Exercise: Quote the records in full and leave their pictures out.

Data items:
____

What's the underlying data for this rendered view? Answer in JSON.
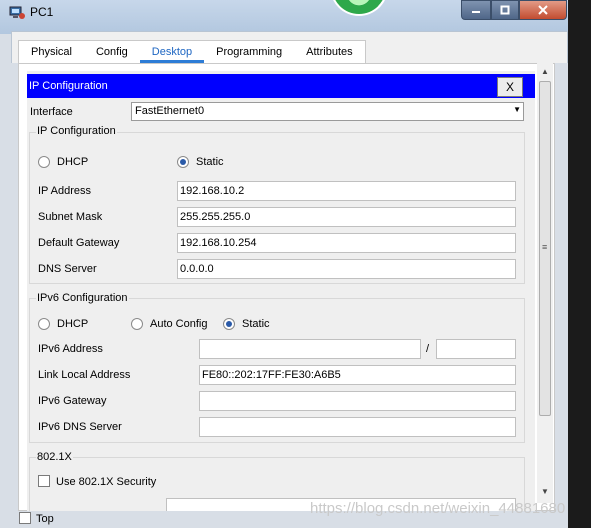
{
  "window": {
    "title": "PC1",
    "minimize_icon": "minimize-icon",
    "maximize_icon": "maximize-icon",
    "close_icon": "close-icon"
  },
  "tabs": [
    {
      "label": "Physical"
    },
    {
      "label": "Config"
    },
    {
      "label": "Desktop",
      "active": true
    },
    {
      "label": "Programming"
    },
    {
      "label": "Attributes"
    }
  ],
  "ipconfig": {
    "header": "IP Configuration",
    "close_label": "X",
    "interface_label": "Interface",
    "interface_value": "FastEthernet0",
    "ipv4_group_title": "IP Configuration",
    "dhcp_label": "DHCP",
    "static_label": "Static",
    "mode": "Static",
    "fields": [
      {
        "label": "IP Address",
        "value": "192.168.10.2"
      },
      {
        "label": "Subnet Mask",
        "value": "255.255.255.0"
      },
      {
        "label": "Default Gateway",
        "value": "192.168.10.254"
      },
      {
        "label": "DNS Server",
        "value": "0.0.0.0"
      }
    ]
  },
  "ipv6": {
    "group_title": "IPv6 Configuration",
    "dhcp_label": "DHCP",
    "auto_label": "Auto Config",
    "static_label": "Static",
    "mode": "Static",
    "address_label": "IPv6 Address",
    "address_value": "",
    "prefix_separator": "/",
    "prefix_value": "",
    "link_local_label": "Link Local Address",
    "link_local_value": "FE80::202:17FF:FE30:A6B5",
    "gateway_label": "IPv6 Gateway",
    "gateway_value": "",
    "dns_label": "IPv6 DNS Server",
    "dns_value": ""
  },
  "dot1x": {
    "group_title": "802.1X",
    "checkbox_label": "Use 802.1X Security",
    "checked": false
  },
  "bottom": {
    "top_label": "Top",
    "checked": false
  },
  "watermark": "https://blog.csdn.net/weixin_44881680",
  "colors": {
    "header_bar": "#0000ff",
    "active_tab": "#1e66c2"
  }
}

____

Output for this exercise:
What's the underlying data for this rendered view? Answer in JSON.
{
  "window": {
    "title": "PC1",
    "minimize_icon": "minimize-icon",
    "maximize_icon": "maximize-icon",
    "close_icon": "close-icon"
  },
  "tabs": [
    {
      "label": "Physical"
    },
    {
      "label": "Config"
    },
    {
      "label": "Desktop",
      "active": true
    },
    {
      "label": "Programming"
    },
    {
      "label": "Attributes"
    }
  ],
  "ipconfig": {
    "header": "IP Configuration",
    "close_label": "X",
    "interface_label": "Interface",
    "interface_value": "FastEthernet0",
    "ipv4_group_title": "IP Configuration",
    "dhcp_label": "DHCP",
    "static_label": "Static",
    "mode": "Static",
    "fields": [
      {
        "label": "IP Address",
        "value": "192.168.10.2"
      },
      {
        "label": "Subnet Mask",
        "value": "255.255.255.0"
      },
      {
        "label": "Default Gateway",
        "value": "192.168.10.254"
      },
      {
        "label": "DNS Server",
        "value": "0.0.0.0"
      }
    ]
  },
  "ipv6": {
    "group_title": "IPv6 Configuration",
    "dhcp_label": "DHCP",
    "auto_label": "Auto Config",
    "static_label": "Static",
    "mode": "Static",
    "address_label": "IPv6 Address",
    "address_value": "",
    "prefix_separator": "/",
    "prefix_value": "",
    "link_local_label": "Link Local Address",
    "link_local_value": "FE80::202:17FF:FE30:A6B5",
    "gateway_label": "IPv6 Gateway",
    "gateway_value": "",
    "dns_label": "IPv6 DNS Server",
    "dns_value": ""
  },
  "dot1x": {
    "group_title": "802.1X",
    "checkbox_label": "Use 802.1X Security",
    "checked": false
  },
  "bottom": {
    "top_label": "Top",
    "checked": false
  },
  "watermark": "https://blog.csdn.net/weixin_44881680",
  "colors": {
    "header_bar": "#0000ff",
    "active_tab": "#1e66c2"
  }
}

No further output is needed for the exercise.